··· ITEMS ···
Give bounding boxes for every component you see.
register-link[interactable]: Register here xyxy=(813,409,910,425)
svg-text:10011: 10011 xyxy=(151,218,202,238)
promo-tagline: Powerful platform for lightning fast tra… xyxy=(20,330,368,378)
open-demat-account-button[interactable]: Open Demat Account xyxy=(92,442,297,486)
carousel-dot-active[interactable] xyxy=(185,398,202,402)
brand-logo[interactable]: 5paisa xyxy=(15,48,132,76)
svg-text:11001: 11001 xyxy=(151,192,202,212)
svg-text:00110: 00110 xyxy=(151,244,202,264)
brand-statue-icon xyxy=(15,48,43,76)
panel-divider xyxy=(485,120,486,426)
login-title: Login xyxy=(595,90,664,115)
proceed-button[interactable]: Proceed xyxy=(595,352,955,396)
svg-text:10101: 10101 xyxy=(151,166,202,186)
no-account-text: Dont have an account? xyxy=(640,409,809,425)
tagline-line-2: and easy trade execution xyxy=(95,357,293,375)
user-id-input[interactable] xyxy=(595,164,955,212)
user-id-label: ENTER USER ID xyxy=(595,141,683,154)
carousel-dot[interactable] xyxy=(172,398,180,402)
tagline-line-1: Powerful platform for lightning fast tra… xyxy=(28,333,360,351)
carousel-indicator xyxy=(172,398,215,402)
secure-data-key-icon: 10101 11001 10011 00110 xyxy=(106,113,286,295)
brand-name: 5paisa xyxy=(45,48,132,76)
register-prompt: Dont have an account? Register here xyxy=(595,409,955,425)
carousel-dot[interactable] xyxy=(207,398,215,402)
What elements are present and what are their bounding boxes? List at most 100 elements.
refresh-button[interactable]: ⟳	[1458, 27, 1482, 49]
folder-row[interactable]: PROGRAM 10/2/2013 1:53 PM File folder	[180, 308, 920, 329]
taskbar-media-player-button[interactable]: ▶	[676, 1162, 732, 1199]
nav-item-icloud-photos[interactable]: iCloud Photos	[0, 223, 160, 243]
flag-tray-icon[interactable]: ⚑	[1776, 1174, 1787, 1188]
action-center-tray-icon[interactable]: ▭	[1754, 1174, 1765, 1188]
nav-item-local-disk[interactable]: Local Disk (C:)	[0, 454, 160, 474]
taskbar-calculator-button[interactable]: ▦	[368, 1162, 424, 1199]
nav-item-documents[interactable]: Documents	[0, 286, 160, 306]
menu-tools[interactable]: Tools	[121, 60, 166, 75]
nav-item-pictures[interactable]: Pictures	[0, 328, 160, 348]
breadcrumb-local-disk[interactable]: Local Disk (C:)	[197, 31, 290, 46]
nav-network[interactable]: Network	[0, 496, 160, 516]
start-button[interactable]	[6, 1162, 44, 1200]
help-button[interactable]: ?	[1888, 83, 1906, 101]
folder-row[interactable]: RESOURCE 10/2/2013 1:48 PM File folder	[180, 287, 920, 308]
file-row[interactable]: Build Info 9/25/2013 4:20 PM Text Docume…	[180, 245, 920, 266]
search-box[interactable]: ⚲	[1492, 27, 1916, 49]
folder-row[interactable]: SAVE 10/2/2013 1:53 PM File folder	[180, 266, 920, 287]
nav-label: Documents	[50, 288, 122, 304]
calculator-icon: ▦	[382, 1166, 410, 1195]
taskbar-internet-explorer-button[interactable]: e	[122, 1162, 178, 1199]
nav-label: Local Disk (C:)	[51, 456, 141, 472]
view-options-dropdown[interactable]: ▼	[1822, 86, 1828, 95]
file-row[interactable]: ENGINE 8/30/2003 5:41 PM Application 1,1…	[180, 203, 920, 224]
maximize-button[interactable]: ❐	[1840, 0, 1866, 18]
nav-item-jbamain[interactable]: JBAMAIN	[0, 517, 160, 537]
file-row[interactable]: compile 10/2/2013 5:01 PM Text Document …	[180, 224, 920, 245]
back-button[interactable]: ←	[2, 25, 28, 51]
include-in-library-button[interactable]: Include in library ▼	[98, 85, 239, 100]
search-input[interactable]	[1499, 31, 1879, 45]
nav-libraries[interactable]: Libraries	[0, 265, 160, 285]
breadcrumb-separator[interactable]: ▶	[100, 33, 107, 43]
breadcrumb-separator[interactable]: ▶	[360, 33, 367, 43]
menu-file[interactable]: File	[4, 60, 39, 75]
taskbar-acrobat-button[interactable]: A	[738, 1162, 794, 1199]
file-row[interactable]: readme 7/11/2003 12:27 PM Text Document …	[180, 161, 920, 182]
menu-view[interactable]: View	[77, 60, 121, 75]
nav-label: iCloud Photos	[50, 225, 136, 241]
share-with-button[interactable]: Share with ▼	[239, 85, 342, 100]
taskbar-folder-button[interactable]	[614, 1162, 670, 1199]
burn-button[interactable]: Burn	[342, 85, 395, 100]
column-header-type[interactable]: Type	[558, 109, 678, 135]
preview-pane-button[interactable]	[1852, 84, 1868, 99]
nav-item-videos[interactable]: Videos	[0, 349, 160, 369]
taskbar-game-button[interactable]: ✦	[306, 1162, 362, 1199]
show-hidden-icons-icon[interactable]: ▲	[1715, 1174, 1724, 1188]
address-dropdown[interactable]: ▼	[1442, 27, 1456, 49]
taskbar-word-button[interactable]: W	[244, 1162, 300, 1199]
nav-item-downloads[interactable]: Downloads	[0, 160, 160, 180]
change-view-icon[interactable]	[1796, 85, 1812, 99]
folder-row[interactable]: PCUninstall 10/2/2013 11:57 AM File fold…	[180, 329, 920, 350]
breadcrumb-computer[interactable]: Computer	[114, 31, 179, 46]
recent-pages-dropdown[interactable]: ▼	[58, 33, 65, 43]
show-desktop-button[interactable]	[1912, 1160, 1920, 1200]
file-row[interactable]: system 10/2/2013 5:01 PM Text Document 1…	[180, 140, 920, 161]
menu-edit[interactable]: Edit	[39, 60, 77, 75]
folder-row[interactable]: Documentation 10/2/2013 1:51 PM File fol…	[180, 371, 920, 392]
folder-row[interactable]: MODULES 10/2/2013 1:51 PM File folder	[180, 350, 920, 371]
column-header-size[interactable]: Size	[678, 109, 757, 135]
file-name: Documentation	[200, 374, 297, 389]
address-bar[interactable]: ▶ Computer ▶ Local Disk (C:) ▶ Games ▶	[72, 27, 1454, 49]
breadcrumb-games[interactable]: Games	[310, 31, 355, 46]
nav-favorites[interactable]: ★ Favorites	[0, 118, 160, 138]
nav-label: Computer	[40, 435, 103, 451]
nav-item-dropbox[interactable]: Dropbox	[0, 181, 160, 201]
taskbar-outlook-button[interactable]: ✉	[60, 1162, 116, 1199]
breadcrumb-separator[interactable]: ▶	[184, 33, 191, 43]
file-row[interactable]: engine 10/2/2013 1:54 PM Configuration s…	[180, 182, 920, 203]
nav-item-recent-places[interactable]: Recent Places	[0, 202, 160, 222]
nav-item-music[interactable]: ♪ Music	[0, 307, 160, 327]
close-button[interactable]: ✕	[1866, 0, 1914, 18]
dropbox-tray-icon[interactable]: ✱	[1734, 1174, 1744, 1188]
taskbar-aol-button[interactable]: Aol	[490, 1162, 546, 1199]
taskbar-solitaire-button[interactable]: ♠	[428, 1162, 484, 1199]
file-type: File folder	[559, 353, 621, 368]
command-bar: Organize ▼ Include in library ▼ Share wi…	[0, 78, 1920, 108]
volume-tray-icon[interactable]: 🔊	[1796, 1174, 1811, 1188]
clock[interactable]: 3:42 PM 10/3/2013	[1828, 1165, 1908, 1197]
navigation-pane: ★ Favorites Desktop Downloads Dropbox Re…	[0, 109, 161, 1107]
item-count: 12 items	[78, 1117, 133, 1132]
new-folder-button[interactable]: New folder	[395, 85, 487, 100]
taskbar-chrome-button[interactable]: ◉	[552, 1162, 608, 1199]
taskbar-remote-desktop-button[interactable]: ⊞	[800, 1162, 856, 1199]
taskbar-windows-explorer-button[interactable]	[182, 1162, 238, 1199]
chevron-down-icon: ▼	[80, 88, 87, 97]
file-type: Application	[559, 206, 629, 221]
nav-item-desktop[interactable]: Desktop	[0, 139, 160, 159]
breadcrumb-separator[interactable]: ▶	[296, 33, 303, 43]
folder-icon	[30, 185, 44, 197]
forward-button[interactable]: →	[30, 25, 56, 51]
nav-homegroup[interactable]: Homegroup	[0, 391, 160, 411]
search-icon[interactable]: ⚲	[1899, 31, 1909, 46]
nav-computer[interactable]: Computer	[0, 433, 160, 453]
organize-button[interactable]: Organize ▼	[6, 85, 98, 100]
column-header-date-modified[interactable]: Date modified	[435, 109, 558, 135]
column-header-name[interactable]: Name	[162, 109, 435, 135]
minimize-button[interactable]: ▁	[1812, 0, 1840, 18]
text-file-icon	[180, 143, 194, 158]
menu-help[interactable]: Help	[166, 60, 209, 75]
···
STATED PROBLEM - Format the data from its first line through the line containing "brand-logo[interactable]: 5paisa xyxy=(15,48,132,76)" as a JSON list of strings, one string per line and no blank lines, including both of those lines.

THE OUTPUT -
[
  "Give bounding boxes for every component you see.",
  "register-link[interactable]: Register here xyxy=(813,409,910,425)",
  "svg-text:10011: 10011 xyxy=(151,218,202,238)",
  "promo-tagline: Powerful platform for lightning fast tra… xyxy=(20,330,368,378)",
  "open-demat-account-button[interactable]: Open Demat Account xyxy=(92,442,297,486)",
  "carousel-dot-active[interactable] xyxy=(185,398,202,402)",
  "brand-logo[interactable]: 5paisa xyxy=(15,48,132,76)"
]